- Information shown:
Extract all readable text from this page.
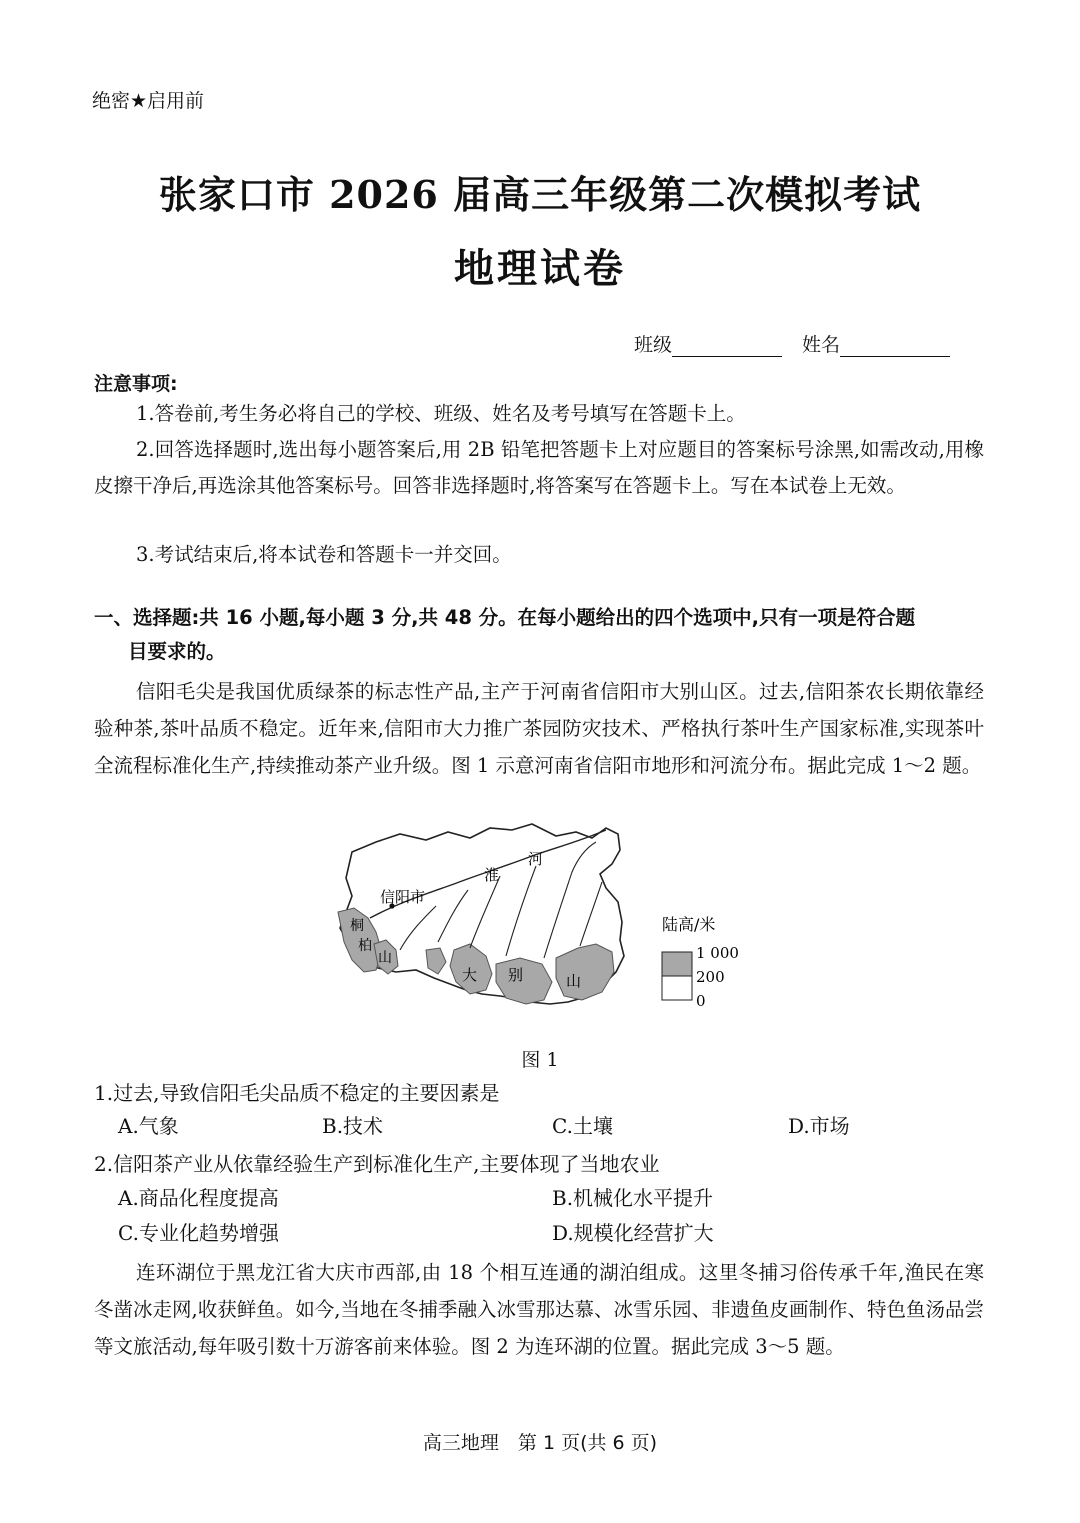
绝密★启用前
张家口市 2026 届高三年级第二次模拟考试
地理试卷
班级	姓名
注意事项:
1.答卷前,考生务必将自己的学校、班级、姓名及考号填写在答题卡上。
2.回答选择题时,选出每小题答案后,用 2B 铅笔把答题卡上对应题目的答案标号涂黑,如需改动,用橡皮擦干净后,再选涂其他答案标号。回答非选择题时,将答案写在答题卡上。写在本试卷上无效。
3.考试结束后,将本试卷和答题卡一并交回。
一、选择题:共 16 小题,每小题 3 分,共 48 分。在每小题给出的四个选项中,只有一项是符合题
目要求的。
信阳毛尖是我国优质绿茶的标志性产品,主产于河南省信阳市大别山区。过去,信阳茶农长期依靠经验种茶,茶叶品质不稳定。近年来,信阳市大力推广茶园防灾技术、严格执行茶叶生产国家标准,实现茶叶全流程标准化生产,持续推动茶产业升级。图 1 示意河南省信阳市地形和河流分布。据此完成 1～2 题。
信阳市
淮
河
桐
柏
山
大 别	山
陆高/米
1 000
200
0
图 1
1.过去,导致信阳毛尖品质不稳定的主要因素是
A.气象	B.技术	C.土壤	D.市场
2.信阳茶产业从依靠经验生产到标准化生产,主要体现了当地农业
A.商品化程度提高	B.机械化水平提升
C.专业化趋势增强	D.规模化经营扩大
连环湖位于黑龙江省大庆市西部,由 18 个相互连通的湖泊组成。这里冬捕习俗传承千年,渔民在寒冬凿冰走网,收获鲜鱼。如今,当地在冬捕季融入冰雪那达慕、冰雪乐园、非遗鱼皮画制作、特色鱼汤品尝等文旅活动,每年吸引数十万游客前来体验。图 2 为连环湖的位置。据此完成 3～5 题。
高三地理　第 1 页(共 6 页)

- Stated problem:
Please write out all of the material above without changing a word, and omit any pictures.

- Result below:
Extract all readable text from this page.
绝密★启用前
张家口市 2026 届高三年级第二次模拟考试
地理试卷
班级	姓名
注意事项:
1.答卷前,考生务必将自己的学校、班级、姓名及考号填写在答题卡上。
2.回答选择题时,选出每小题答案后,用 2B 铅笔把答题卡上对应题目的答案标号涂黑,如需改动,用橡皮擦干净后,再选涂其他答案标号。回答非选择题时,将答案写在答题卡上。写在本试卷上无效。
3.考试结束后,将本试卷和答题卡一并交回。
一、选择题:共 16 小题,每小题 3 分,共 48 分。在每小题给出的四个选项中,只有一项是符合题
目要求的。
信阳毛尖是我国优质绿茶的标志性产品,主产于河南省信阳市大别山区。过去,信阳茶农长期依靠经验种茶,茶叶品质不稳定。近年来,信阳市大力推广茶园防灾技术、严格执行茶叶生产国家标准,实现茶叶全流程标准化生产,持续推动茶产业升级。图 1 示意河南省信阳市地形和河流分布。据此完成 1～2 题。
信阳市
淮
河
桐
柏
山
大 别	山
陆高/米
1 000
200
0
图 1
1.过去,导致信阳毛尖品质不稳定的主要因素是
A.气象	B.技术	C.土壤	D.市场
2.信阳茶产业从依靠经验生产到标准化生产,主要体现了当地农业
A.商品化程度提高	B.机械化水平提升
C.专业化趋势增强	D.规模化经营扩大
连环湖位于黑龙江省大庆市西部,由 18 个相互连通的湖泊组成。这里冬捕习俗传承千年,渔民在寒冬凿冰走网,收获鲜鱼。如今,当地在冬捕季融入冰雪那达慕、冰雪乐园、非遗鱼皮画制作、特色鱼汤品尝等文旅活动,每年吸引数十万游客前来体验。图 2 为连环湖的位置。据此完成 3～5 题。
高三地理　第 1 页(共 6 页)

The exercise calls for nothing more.